### What is expected
Write out the full listing again, exactly as it stands.

### Material for the task
+++

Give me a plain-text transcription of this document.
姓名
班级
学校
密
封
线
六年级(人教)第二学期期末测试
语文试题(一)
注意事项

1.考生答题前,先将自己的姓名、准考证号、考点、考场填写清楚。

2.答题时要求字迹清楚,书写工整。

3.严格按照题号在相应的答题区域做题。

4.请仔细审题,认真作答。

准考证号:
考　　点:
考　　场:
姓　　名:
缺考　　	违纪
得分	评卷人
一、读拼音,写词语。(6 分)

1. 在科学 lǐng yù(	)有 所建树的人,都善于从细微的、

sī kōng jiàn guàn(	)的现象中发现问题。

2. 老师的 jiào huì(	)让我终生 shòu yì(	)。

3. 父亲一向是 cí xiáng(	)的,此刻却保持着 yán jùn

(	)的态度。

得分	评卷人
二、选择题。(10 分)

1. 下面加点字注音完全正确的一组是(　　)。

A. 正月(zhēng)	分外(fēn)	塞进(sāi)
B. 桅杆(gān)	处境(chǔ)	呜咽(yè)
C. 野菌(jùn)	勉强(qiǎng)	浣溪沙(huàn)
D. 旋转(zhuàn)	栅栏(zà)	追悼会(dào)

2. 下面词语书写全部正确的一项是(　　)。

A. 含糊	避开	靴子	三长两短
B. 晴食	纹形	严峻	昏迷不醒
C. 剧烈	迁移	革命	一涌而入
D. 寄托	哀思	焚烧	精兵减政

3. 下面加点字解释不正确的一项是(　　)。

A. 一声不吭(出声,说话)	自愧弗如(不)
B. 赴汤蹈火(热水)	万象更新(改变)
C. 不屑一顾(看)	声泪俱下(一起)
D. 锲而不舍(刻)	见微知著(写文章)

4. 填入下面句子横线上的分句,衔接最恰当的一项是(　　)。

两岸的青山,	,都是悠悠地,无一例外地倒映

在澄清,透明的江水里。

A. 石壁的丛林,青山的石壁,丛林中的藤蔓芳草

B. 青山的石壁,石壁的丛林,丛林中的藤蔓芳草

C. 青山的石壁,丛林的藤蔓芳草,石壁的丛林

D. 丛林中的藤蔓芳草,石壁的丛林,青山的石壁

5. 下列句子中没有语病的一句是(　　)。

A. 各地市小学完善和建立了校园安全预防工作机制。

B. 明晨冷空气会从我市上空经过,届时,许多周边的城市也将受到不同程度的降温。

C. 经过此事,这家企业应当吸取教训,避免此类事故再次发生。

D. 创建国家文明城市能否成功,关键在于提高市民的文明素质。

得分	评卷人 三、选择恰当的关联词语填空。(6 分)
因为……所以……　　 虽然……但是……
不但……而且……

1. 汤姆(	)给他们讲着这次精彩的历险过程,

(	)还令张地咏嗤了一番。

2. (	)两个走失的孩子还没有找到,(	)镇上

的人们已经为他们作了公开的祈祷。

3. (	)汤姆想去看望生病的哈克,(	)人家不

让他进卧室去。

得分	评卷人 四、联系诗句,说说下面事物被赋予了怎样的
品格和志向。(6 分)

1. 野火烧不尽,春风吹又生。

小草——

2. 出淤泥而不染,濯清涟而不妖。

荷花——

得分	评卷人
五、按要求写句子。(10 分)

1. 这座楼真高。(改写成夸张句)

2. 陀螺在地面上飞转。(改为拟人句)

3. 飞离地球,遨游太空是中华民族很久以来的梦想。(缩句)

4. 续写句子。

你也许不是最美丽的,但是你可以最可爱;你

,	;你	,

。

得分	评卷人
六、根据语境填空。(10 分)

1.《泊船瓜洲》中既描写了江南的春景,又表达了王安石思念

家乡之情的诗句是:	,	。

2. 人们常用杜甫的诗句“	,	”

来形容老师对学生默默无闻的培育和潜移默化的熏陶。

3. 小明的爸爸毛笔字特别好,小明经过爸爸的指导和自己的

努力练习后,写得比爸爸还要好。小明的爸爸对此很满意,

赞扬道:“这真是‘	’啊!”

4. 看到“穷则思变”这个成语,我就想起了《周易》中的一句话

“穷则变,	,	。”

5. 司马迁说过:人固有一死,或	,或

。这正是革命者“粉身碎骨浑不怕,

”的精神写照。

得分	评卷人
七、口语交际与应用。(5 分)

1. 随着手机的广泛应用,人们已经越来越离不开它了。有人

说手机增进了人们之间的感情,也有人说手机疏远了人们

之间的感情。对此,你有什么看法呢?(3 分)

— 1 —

+++

### Task solution
Give me a plain-text transcription of this document.
姓名
班级
学校
密
封
线
六年级(人教)第二学期期末测试
语文试题(一)
注意事项

1.考生答题前,先将自己的姓名、准考证号、考点、考场填写清楚。

2.答题时要求字迹清楚,书写工整。

3.严格按照题号在相应的答题区域做题。

4.请仔细审题,认真作答。

准考证号:
考　　点:
考　　场:
姓　　名:
缺考　　	违纪
得分	评卷人
一、读拼音,写词语。(6 分)

1. 在科学 lǐng yù(	)有 所建树的人,都善于从细微的、

sī kōng jiàn guàn(	)的现象中发现问题。

2. 老师的 jiào huì(	)让我终生 shòu yì(	)。

3. 父亲一向是 cí xiáng(	)的,此刻却保持着 yán jùn

(	)的态度。

得分	评卷人
二、选择题。(10 分)

1. 下面加点字注音完全正确的一组是(　　)。

A. 正月(zhēng)	分外(fēn)	塞进(sāi)
B. 桅杆(gān)	处境(chǔ)	呜咽(yè)
C. 野菌(jùn)	勉强(qiǎng)	浣溪沙(huàn)
D. 旋转(zhuàn)	栅栏(zà)	追悼会(dào)

2. 下面词语书写全部正确的一项是(　　)。

A. 含糊	避开	靴子	三长两短
B. 晴食	纹形	严峻	昏迷不醒
C. 剧烈	迁移	革命	一涌而入
D. 寄托	哀思	焚烧	精兵减政

3. 下面加点字解释不正确的一项是(　　)。

A. 一声不吭(出声,说话)	自愧弗如(不)
B. 赴汤蹈火(热水)	万象更新(改变)
C. 不屑一顾(看)	声泪俱下(一起)
D. 锲而不舍(刻)	见微知著(写文章)

4. 填入下面句子横线上的分句,衔接最恰当的一项是(　　)。

两岸的青山,	,都是悠悠地,无一例外地倒映

在澄清,透明的江水里。

A. 石壁的丛林,青山的石壁,丛林中的藤蔓芳草

B. 青山的石壁,石壁的丛林,丛林中的藤蔓芳草

C. 青山的石壁,丛林的藤蔓芳草,石壁的丛林

D. 丛林中的藤蔓芳草,石壁的丛林,青山的石壁

5. 下列句子中没有语病的一句是(　　)。

A. 各地市小学完善和建立了校园安全预防工作机制。

B. 明晨冷空气会从我市上空经过,届时,许多周边的城市也将受到不同程度的降温。

C. 经过此事,这家企业应当吸取教训,避免此类事故再次发生。

D. 创建国家文明城市能否成功,关键在于提高市民的文明素质。

得分	评卷人 三、选择恰当的关联词语填空。(6 分)
因为……所以……　　 虽然……但是……
不但……而且……

1. 汤姆(	)给他们讲着这次精彩的历险过程,

(	)还令张地咏嗤了一番。

2. (	)两个走失的孩子还没有找到,(	)镇上

的人们已经为他们作了公开的祈祷。

3. (	)汤姆想去看望生病的哈克,(	)人家不

让他进卧室去。

得分	评卷人 四、联系诗句,说说下面事物被赋予了怎样的
品格和志向。(6 分)

1. 野火烧不尽,春风吹又生。

小草——

2. 出淤泥而不染,濯清涟而不妖。

荷花——

得分	评卷人
五、按要求写句子。(10 分)

1. 这座楼真高。(改写成夸张句)

2. 陀螺在地面上飞转。(改为拟人句)

3. 飞离地球,遨游太空是中华民族很久以来的梦想。(缩句)

4. 续写句子。

你也许不是最美丽的,但是你可以最可爱;你

,	;你	,

。

得分	评卷人
六、根据语境填空。(10 分)

1.《泊船瓜洲》中既描写了江南的春景,又表达了王安石思念

家乡之情的诗句是:	,	。

2. 人们常用杜甫的诗句“	,	”

来形容老师对学生默默无闻的培育和潜移默化的熏陶。

3. 小明的爸爸毛笔字特别好,小明经过爸爸的指导和自己的

努力练习后,写得比爸爸还要好。小明的爸爸对此很满意,

赞扬道:“这真是‘	’啊!”

4. 看到“穷则思变”这个成语,我就想起了《周易》中的一句话

“穷则变,	,	。”

5. 司马迁说过:人固有一死,或	,或

。这正是革命者“粉身碎骨浑不怕,

”的精神写照。

得分	评卷人
七、口语交际与应用。(5 分)

1. 随着手机的广泛应用,人们已经越来越离不开它了。有人

说手机增进了人们之间的感情,也有人说手机疏远了人们

之间的感情。对此,你有什么看法呢?(3 分)

— 1 —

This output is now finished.